Repeat every line of the data exactly, but not the pictures.

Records
--- BEGIN ---

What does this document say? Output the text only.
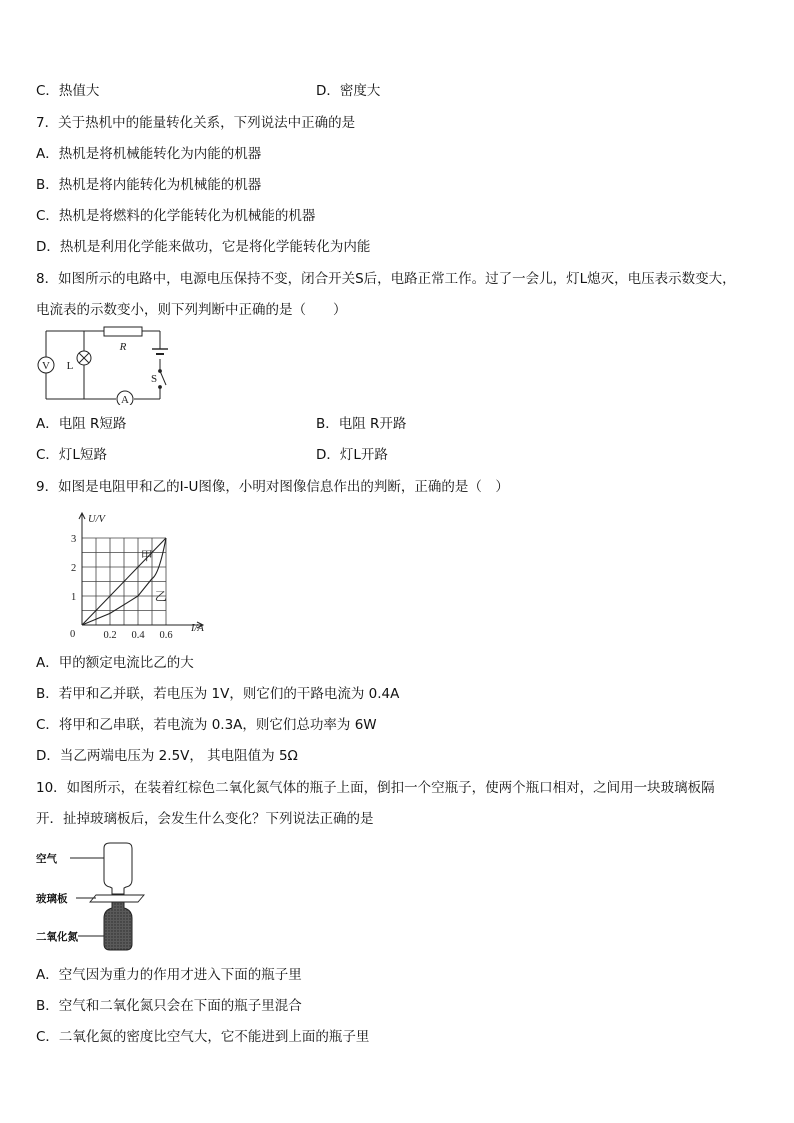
C．热值大	D．密度大
7．关于热机中的能量转化关系，下列说法中正确的是
A．热机是将机械能转化为内能的机器
B．热机是将内能转化为机械能的机器
C．热机是将燃料的化学能转化为机械能的机器
D．热机是利用化学能来做功，它是将化学能转化为内能
8．如图所示的电路中，电源电压保持不变，闭合开关S后，电路正常工作。过了一会儿，灯L熄灭，电压表示数变大，
电流表的示数变小，则下列判断中正确的是（　　）
V
A
L
R
S
A．电阻 R短路	B．电阻 R开路
C．灯L短路	D．灯L开路
9．如图是电阻甲和乙的I-U图像，小明对图像信息作出的判断，正确的是（　）
U/V
I/A
0
甲
乙
1
2
3
0.2 0.4 0.6
A．甲的额定电流比乙的大
B．若甲和乙并联，若电压为 1V，则它们的干路电流为 0.4A
C．将甲和乙串联，若电流为 0.3A，则它们总功率为 6W
D．当乙两端电压为 2.5V， 其电阻值为 5Ω
10．如图所示，在装着红棕色二氧化氮气体的瓶子上面，倒扣一个空瓶子，使两个瓶口相对，之间用一块玻璃板隔
开．扯掉玻璃板后，会发生什么变化？下列说法正确的是
空气
玻璃板
二氧化氮
A．空气因为重力的作用才进入下面的瓶子里
B．空气和二氧化氮只会在下面的瓶子里混合
C．二氧化氮的密度比空气大，它不能进到上面的瓶子里
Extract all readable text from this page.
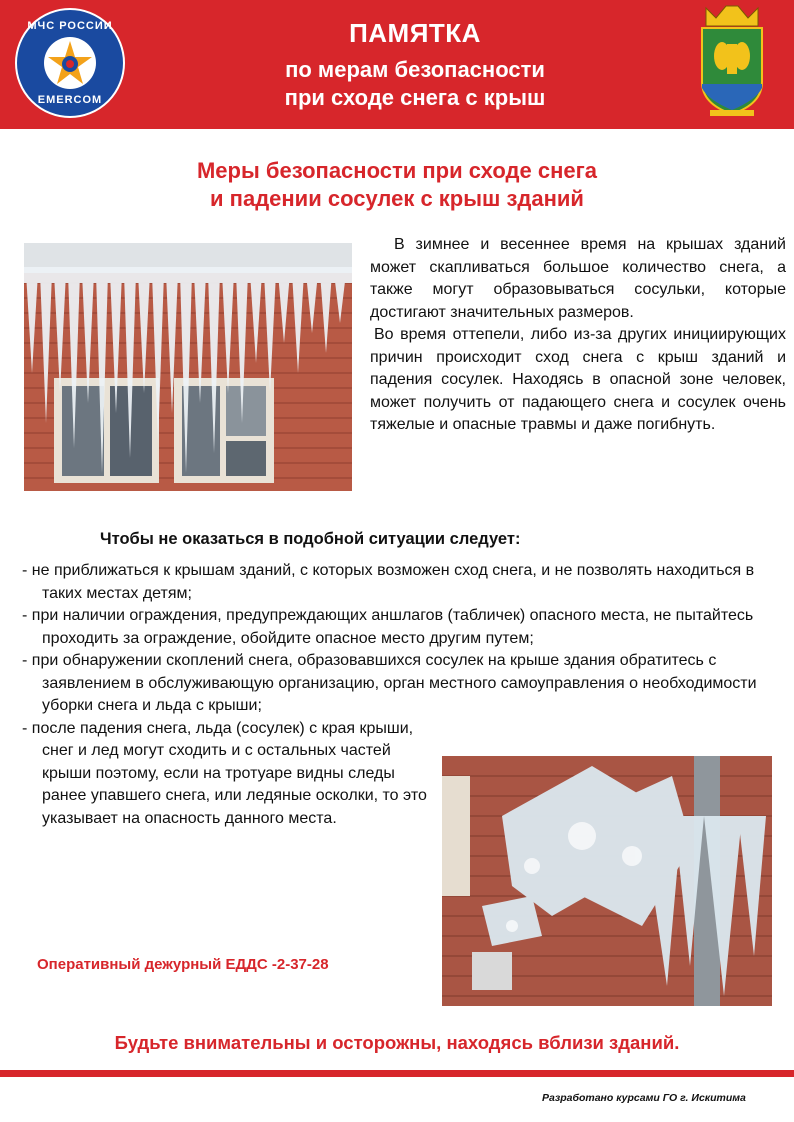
МЧС РОССИИ
EMERCOM
ПАМЯТКА
по мерам безопасности
при сходе снега с крыш
Меры безопасности при сходе снега
и падении сосулек с крыш зданий

В зимнее и весеннее время на крышах зданий может скапливаться большое количество снега, а также могут образовываться сосульки, которые достигают значительных размеров.

Во время оттепели, либо из-за других инициирующих причин происходит сход снега с крыш зданий и падения сосулек. Находясь в опасной зоне человек, может получить от падающего снега и сосулек очень тяжелые и опасные травмы и даже погибнуть.

Чтобы не оказаться в подобной ситуации следует:

- не приближаться к крышам зданий, с которых возможен сход снега, и не позволять находиться в таких местах детям;

- при наличии ограждения, предупреждающих аншлагов (табличек) опасного места, не пытайтесь проходить за ограждение, обойдите опасное место другим путем;

- при обнаружении скоплений снега, образовавшихся сосулек на крыше здания обратитесь с заявлением в обслуживающую организацию, орган местного самоуправления о необходимости уборки снега и льда с крыши;

- после падения снега, льда (сосулек) с края крыши, снег и лед могут сходить и с остальных частей крыши поэтому, если на тротуаре видны следы ранее упавшего снега, или ледяные осколки, то это указывает на опасность данного места.

Оперативный дежурный ЕДДС -2-37-28
Будьте внимательны и осторожны, находясь вблизи зданий.
Разработано курсами ГО г. Искитима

--- END ---

Worked answer:
What does this document say? Output the text only.
C．热值大	D．密度大
7．关于热机中的能量转化关系，下列说法中正确的是
A．热机是将机械能转化为内能的机器
B．热机是将内能转化为机械能的机器
C．热机是将燃料的化学能转化为机械能的机器
D．热机是利用化学能来做功，它是将化学能转化为内能
8．如图所示的电路中，电源电压保持不变，闭合开关S后，电路正常工作。过了一会儿，灯L熄灭，电压表示数变大，
电流表的示数变小，则下列判断中正确的是（　　）
V
A
L
R
S
A．电阻 R短路	B．电阻 R开路
C．灯L短路	D．灯L开路
9．如图是电阻甲和乙的I-U图像，小明对图像信息作出的判断，正确的是（　）
U/V
I/A
0
甲
乙
1
2
3
0.2 0.4 0.6
A．甲的额定电流比乙的大
B．若甲和乙并联，若电压为 1V，则它们的干路电流为 0.4A
C．将甲和乙串联，若电流为 0.3A，则它们总功率为 6W
D．当乙两端电压为 2.5V， 其电阻值为 5Ω
10．如图所示，在装着红棕色二氧化氮气体的瓶子上面，倒扣一个空瓶子，使两个瓶口相对，之间用一块玻璃板隔
开．扯掉玻璃板后，会发生什么变化？下列说法正确的是
空气
玻璃板
二氧化氮
A．空气因为重力的作用才进入下面的瓶子里
B．空气和二氧化氮只会在下面的瓶子里混合
C．二氧化氮的密度比空气大，它不能进到上面的瓶子里
Extract all readable text from this page.
МЧС РОССИИ
EMERCOM
ПАМЯТКА
по мерам безопасности
при сходе снега с крыш
Меры безопасности при сходе снега
и падении сосулек с крыш зданий

В зимнее и весеннее время на крышах зданий может скапливаться большое количество снега, а также могут образовываться сосульки, которые достигают значительных размеров.

Во время оттепели, либо из-за других инициирующих причин происходит сход снега с крыш зданий и падения сосулек. Находясь в опасной зоне человек, может получить от падающего снега и сосулек очень тяжелые и опасные травмы и даже погибнуть.

Чтобы не оказаться в подобной ситуации следует:

- не приближаться к крышам зданий, с которых возможен сход снега, и не позволять находиться в таких местах детям;

- при наличии ограждения, предупреждающих аншлагов (табличек) опасного места, не пытайтесь проходить за ограждение, обойдите опасное место другим путем;

- при обнаружении скоплений снега, образовавшихся сосулек на крыше здания обратитесь с заявлением в обслуживающую организацию, орган местного самоуправления о необходимости уборки снега и льда с крыши;

- после падения снега, льда (сосулек) с края крыши, снег и лед могут сходить и с остальных частей крыши поэтому, если на тротуаре видны следы ранее упавшего снега, или ледяные осколки, то это указывает на опасность данного места.

Оперативный дежурный ЕДДС -2-37-28
Будьте внимательны и осторожны, находясь вблизи зданий.
Разработано курсами ГО г. Искитима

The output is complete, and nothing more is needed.